[Source passage]
------------------------------------------------------------
Modest wants someone to listen. And Ellis is doing that.
The teens’ demands are as such: They want money or the ability
to make it. Their parents are already struggling to survive
as it is, so the teens need help getting jobs and supporting
themselves.
They want respect from the police.
They want a place to go so that they don’t have to be on the
street after school every evening. Some place with a PlayStation
and maybe something to eat.
While
these desires might seem basic to kids from the suburbs, the
kids from Arbor Hill and West Hill feel excluded, unwelcome
and cut off from the things and places that should provide
them with some sanctuary.
“Where
do they have to go for jobs?” asks Ellis. “The mall? Take
a survey of the mall and see how many African-Americans work
there.”
“Can’t
even get in there any more, ’cause we aren’t 18,” chimes in
another teen.
The teens also find themselves being turned away from some
local community centers and feeding sites, told they look
too old, or that they might “cause trouble.”
Even school, the very structure that is supposed to guide
these teens into adulthood, feels tenuous to them. Things
are so tense in Albany High that one screw-up finds them placed
into alternative programs or even faced with expulsion.
Ricardo Caldwell, one of Modest’s friends, says he was nearly
expelled from school for the first incident of violence he
was ever involved in. “He got in a fight yesterday,” says
Ellis. “A kid jumps him, he fights back.”
“It’s
my fourth year in high school,” chimes in Caldwell. “And I
was never in trouble for anything. I’m in 12th grade, and
they are ready to kick me out.”
“They
never even looked into anything,” adds Modest, “and they just
automatically assume he’s a bad apple and say, ‘Let’s get
him out of the school.’ We are the ones they gave up on. The
ones society already gave up on. And they have given up on
a lot of people we know and they were ready to give up on
him.”
Ellis explains that because Caldwell got into a fight with
a kid from downtown, the school was anxious to make sure that
any feud was preempted and therefore Caldwell was going to
be expelled. “Once they get in a fight uptown-downtown, that
is it,” says Ellis.
But Caldwell fought his expulsion and is back in Albany High.
Ellis says it is just another way these kids feel abandoned
and shunned.
The day after the neighborhood brawl, Modest, dressed in a
hoodie and carrying a backpack, approaches a group of young
women on a Second Street stoop. He sorts through a backpack
full of loose pages of homework until he finds a folder that
contains the list of demands he has drawn up. Attached to
it is a petition. There are about 10 signatures on it; teens
from ages 15 to 17 have signed their names and written their
ages. The incident from the previous day still has some teens
talking, but Modest is interested in moving forward, talking
about positive changes he hopes he can make with Ellis. “What
you guys want to see change?” he asks the girls.
------------------------------------------------------------
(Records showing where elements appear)
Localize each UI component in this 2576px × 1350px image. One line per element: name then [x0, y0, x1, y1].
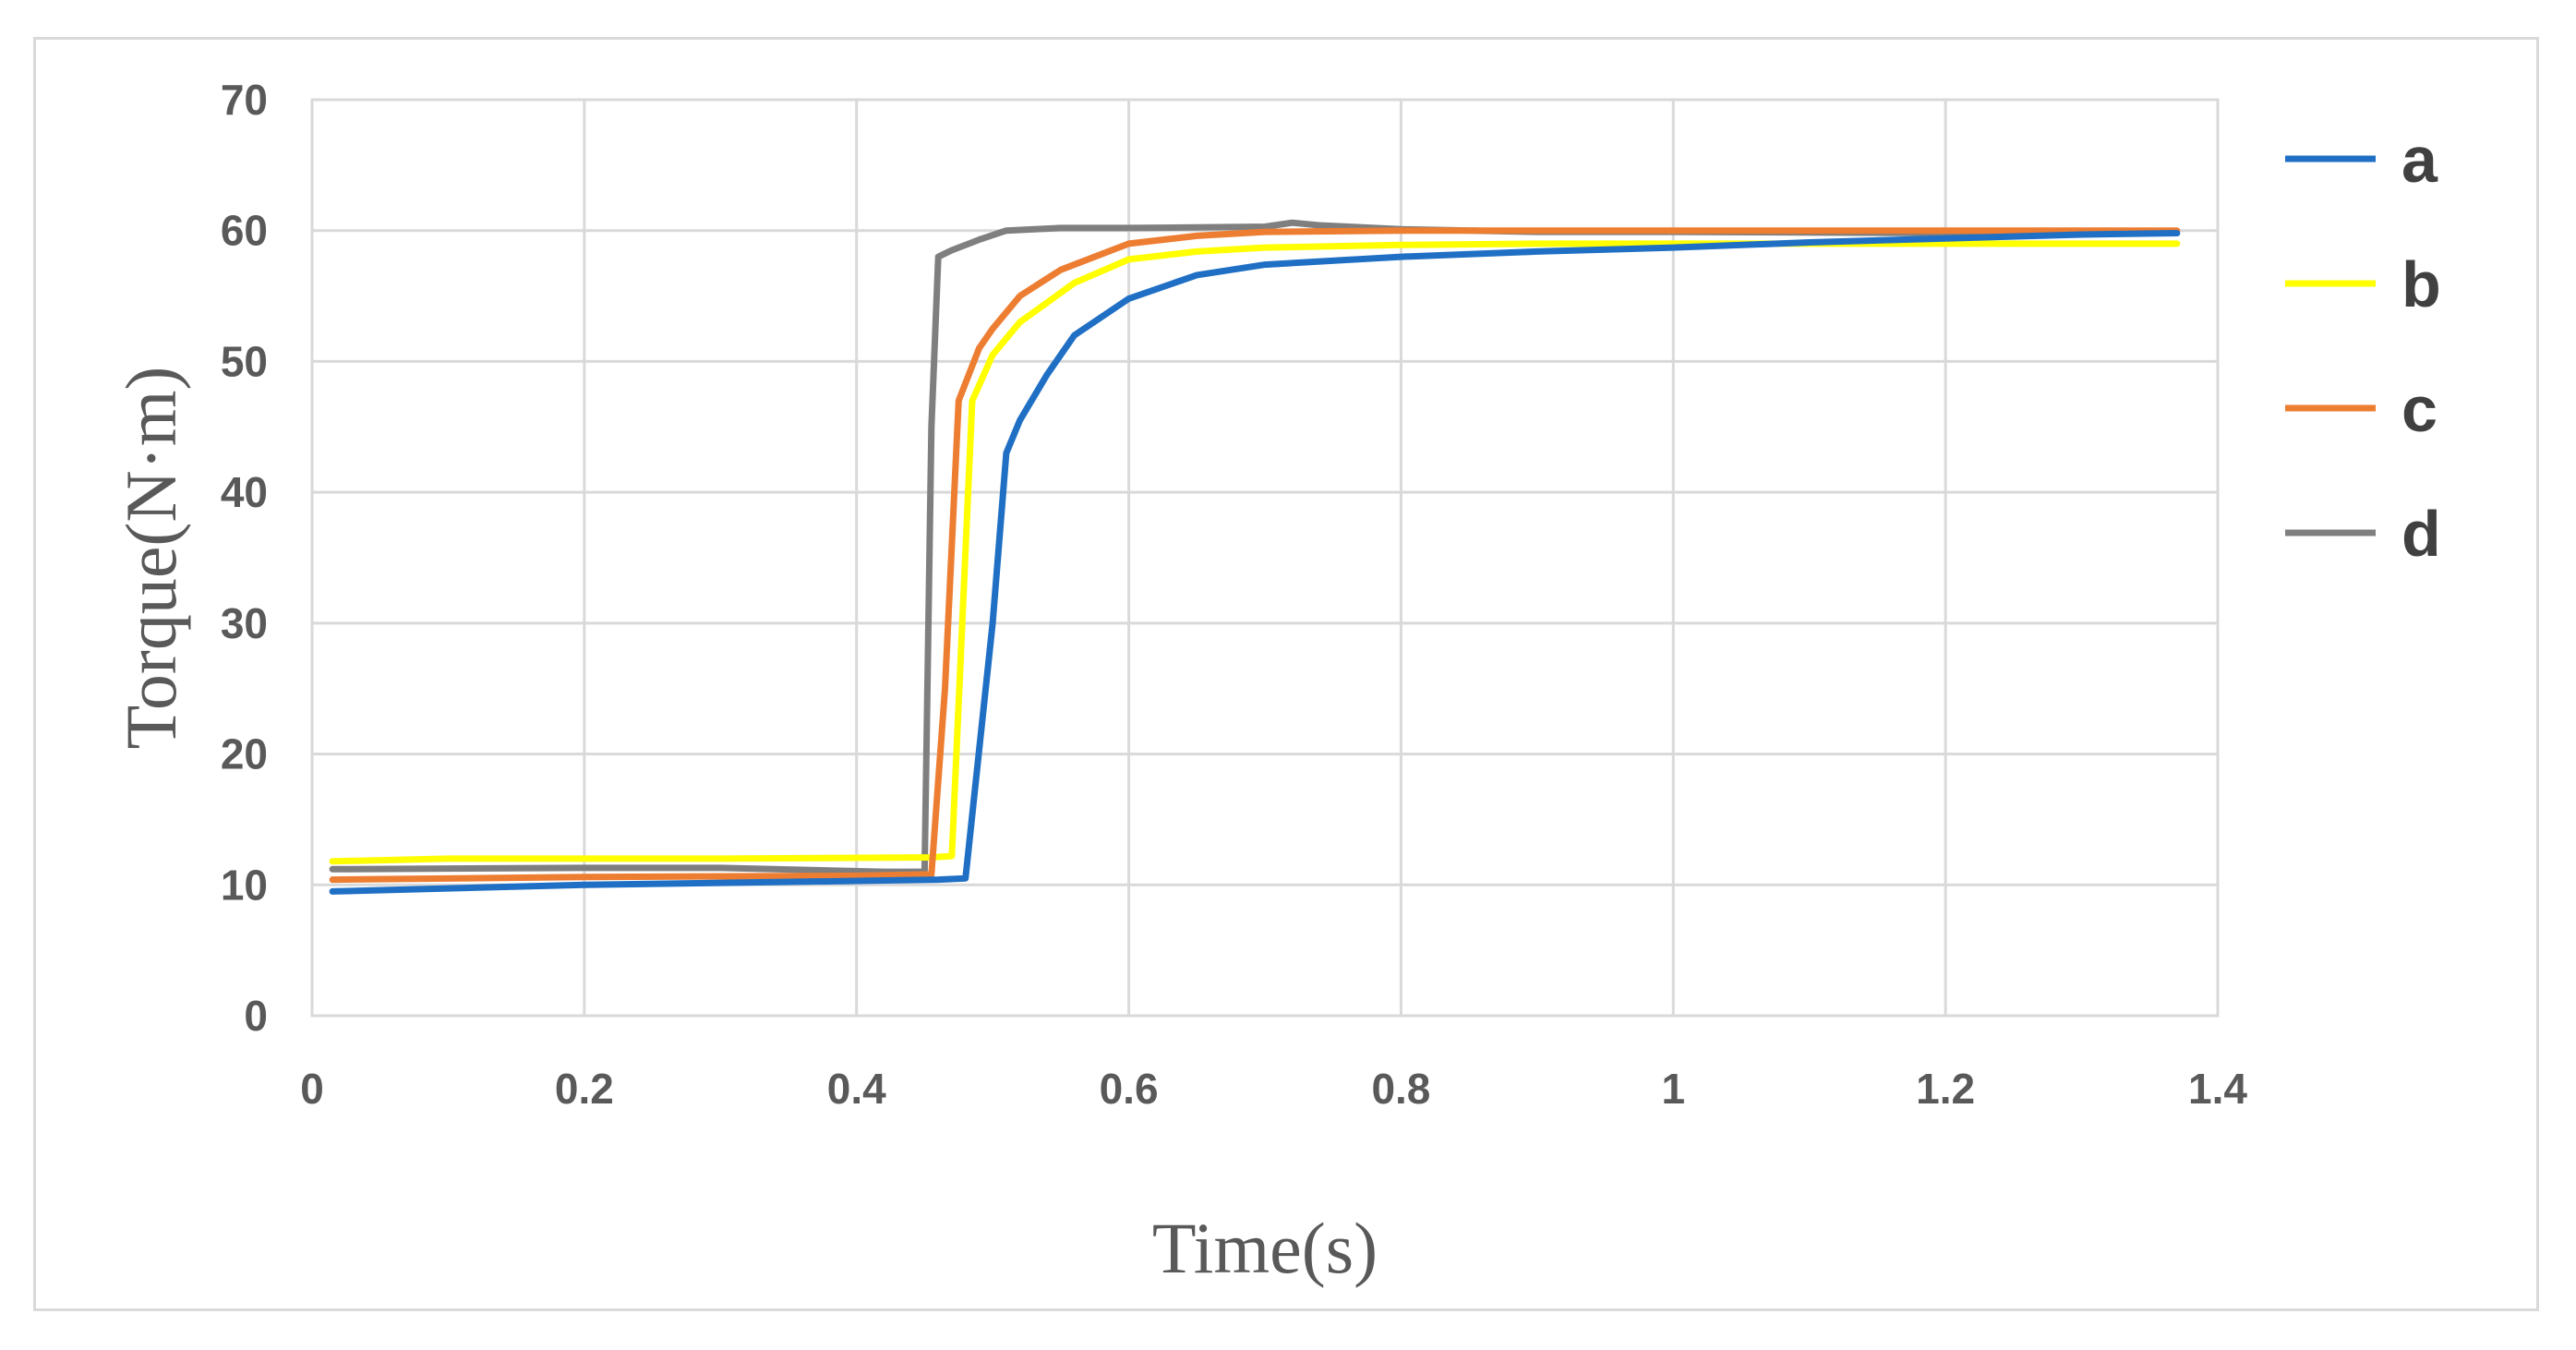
series-line-c [329, 227, 2181, 884]
y-tick-label: 10 [221, 861, 268, 909]
series-line-a [329, 230, 2181, 895]
series-line-d [329, 219, 2181, 875]
x-tick-label: 0.6 [1100, 1065, 1159, 1113]
plot-area [310, 98, 2220, 1018]
y-tick-label: 20 [221, 730, 268, 778]
x-tick-label: 0 [300, 1065, 324, 1113]
y-tick-label: 30 [221, 599, 268, 647]
series-lines [329, 219, 2181, 895]
legend-label-b: b [2401, 248, 2441, 320]
y-tick-label: 60 [221, 207, 268, 255]
x-tick-label: 1 [1661, 1065, 1685, 1113]
x-tick-label: 0.8 [1371, 1065, 1430, 1113]
y-axis-title: Torque(N·m) [111, 367, 191, 750]
legend-label-a: a [2401, 124, 2438, 196]
x-tick-label: 1.2 [1916, 1065, 1975, 1113]
series-line-b [329, 240, 2181, 865]
x-tick-labels: 0 0.2 0.4 0.6 0.8 1 1.2 1.4 [300, 1065, 2247, 1113]
y-tick-label: 50 [221, 337, 268, 385]
y-tick-label: 70 [221, 76, 268, 124]
x-tick-label: 1.4 [2188, 1065, 2247, 1113]
y-tick-labels: 0 10 20 30 40 50 60 70 [221, 76, 268, 1040]
legend-label-c: c [2401, 373, 2438, 445]
x-tick-label: 0.4 [827, 1065, 886, 1113]
legend-label-d: d [2401, 498, 2441, 570]
x-tick-label: 0.2 [555, 1065, 614, 1113]
x-axis-title: Time(s) [1152, 1208, 1378, 1288]
y-tick-label: 40 [221, 468, 268, 516]
y-tick-label: 0 [244, 992, 268, 1040]
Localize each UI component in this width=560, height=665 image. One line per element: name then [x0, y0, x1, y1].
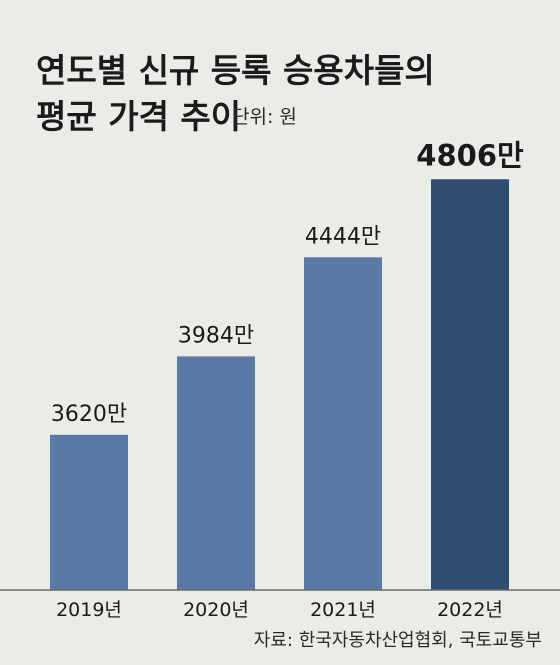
bar-2020년	[177, 356, 255, 590]
bar-2019년	[50, 434, 128, 590]
bar-2021년	[304, 257, 382, 590]
value-label-2021년: 4444만	[305, 224, 381, 249]
value-label-2022년: 4806만	[416, 138, 524, 172]
category-label-2019년: 2019년	[56, 599, 122, 621]
category-label-2022년: 2022년	[437, 599, 503, 621]
chart-title-line-2: 평균 가격 추이	[36, 97, 242, 136]
category-label-2021년: 2021년	[310, 599, 376, 621]
value-label-2019년: 3620만	[51, 402, 127, 427]
bar-2022년	[431, 179, 509, 590]
value-label-2020년: 3984만	[178, 323, 254, 348]
category-label-2020년: 2020년	[183, 599, 249, 621]
source-note: 자료: 한국자동차산업협회, 국토교통부	[253, 630, 542, 651]
unit-label: 단위: 원	[232, 106, 297, 128]
chart-title-line-1: 연도별 신규 등록 승용차들의	[36, 51, 435, 90]
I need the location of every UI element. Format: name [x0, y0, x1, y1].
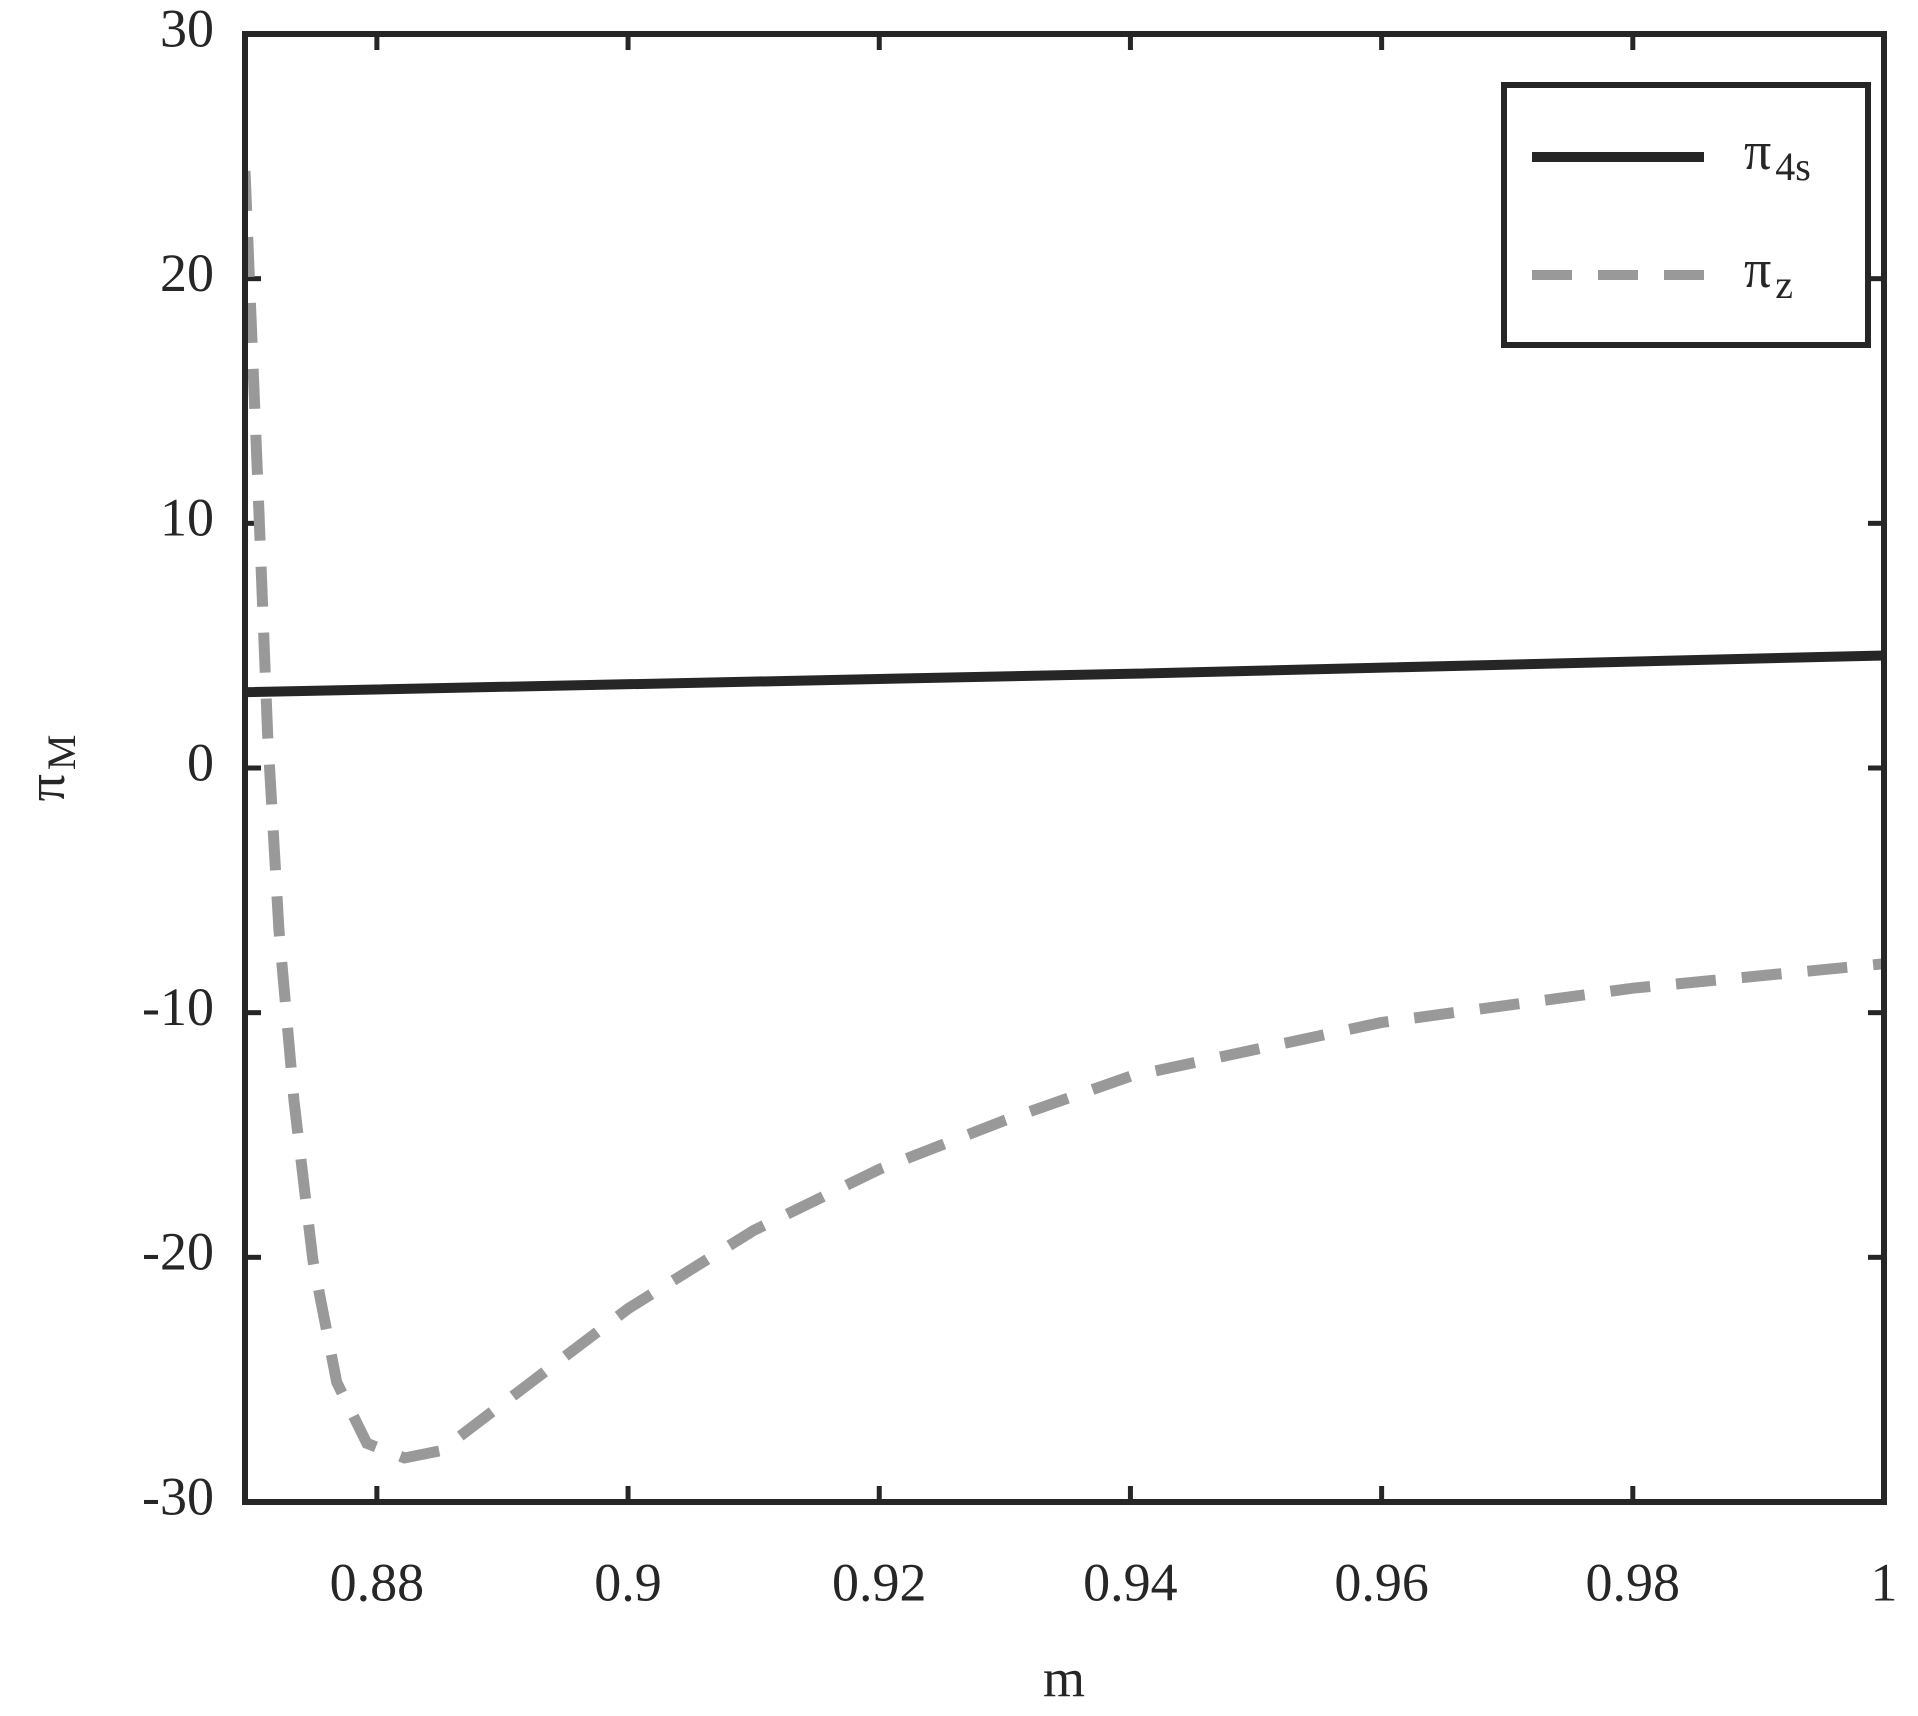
plot-area — [245, 170, 1884, 1464]
x-tick-label: 0.98 — [1586, 1552, 1681, 1612]
y-tick-label: 20 — [160, 243, 214, 303]
x-tick-label: 0.94 — [1083, 1552, 1178, 1612]
x-axis-label: m — [1043, 1648, 1085, 1708]
x-tick-label: 0.88 — [330, 1552, 425, 1612]
x-tick-label: 0.92 — [832, 1552, 927, 1612]
y-tick-label: -20 — [142, 1222, 214, 1282]
y-tick-label: 30 — [160, 0, 214, 58]
plot-frame — [242, 31, 1887, 1505]
y-tick-label: 0 — [187, 732, 214, 792]
line-series — [245, 170, 1884, 1464]
x-tick-label: 1 — [1871, 1552, 1898, 1612]
y-tick-label: 10 — [160, 488, 214, 548]
y-tick-label: -10 — [142, 977, 214, 1037]
line-series — [245, 650, 1884, 698]
legend-label: π 4s — [1744, 121, 1811, 189]
x-tick-label: 0.9 — [594, 1552, 662, 1612]
y-tick-label: -30 — [142, 1466, 214, 1526]
y-axis-label: πM — [16, 735, 84, 802]
legend-box — [1501, 82, 1871, 348]
x-tick-label: 0.96 — [1334, 1552, 1429, 1612]
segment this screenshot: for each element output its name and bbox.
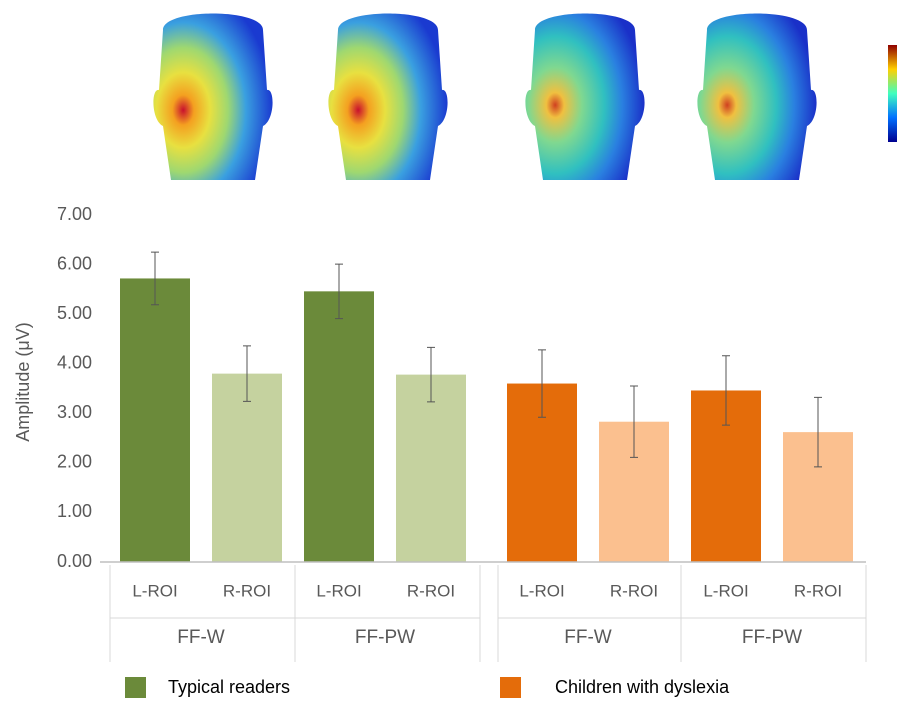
------------------------------------------------------------
[Exercise tasks]
• a. Answer these questions using the passage about the Albany teens:
(i) What grade does Caldwell say he is in?
(ii) About how many signatures are on the petition attached to Modest's list of demands?
(iii) Where are the young women whom Modest approaches the day after the neighborhood brawl?
• b. Reproduce the passage about the Albany teens word for word between "They want respect" and "something to eat.", inclusive.
• c. List every demand the teens make, according to the passage about the Albany teens.
The records are not required for anything here.

[Worked answers]
• a.
(i) 12th grade
(ii) About 10
(iii) On a Second Street stoop

• b.
They want respect from the police.
They want a place to go so that they don’t have to be on the
street after school every evening. Some place with a PlayStation
and maybe something to eat.

• c.
- Money or the ability to make it
- Respect from the police
- A place to go so they don't have to be on the street after school every evening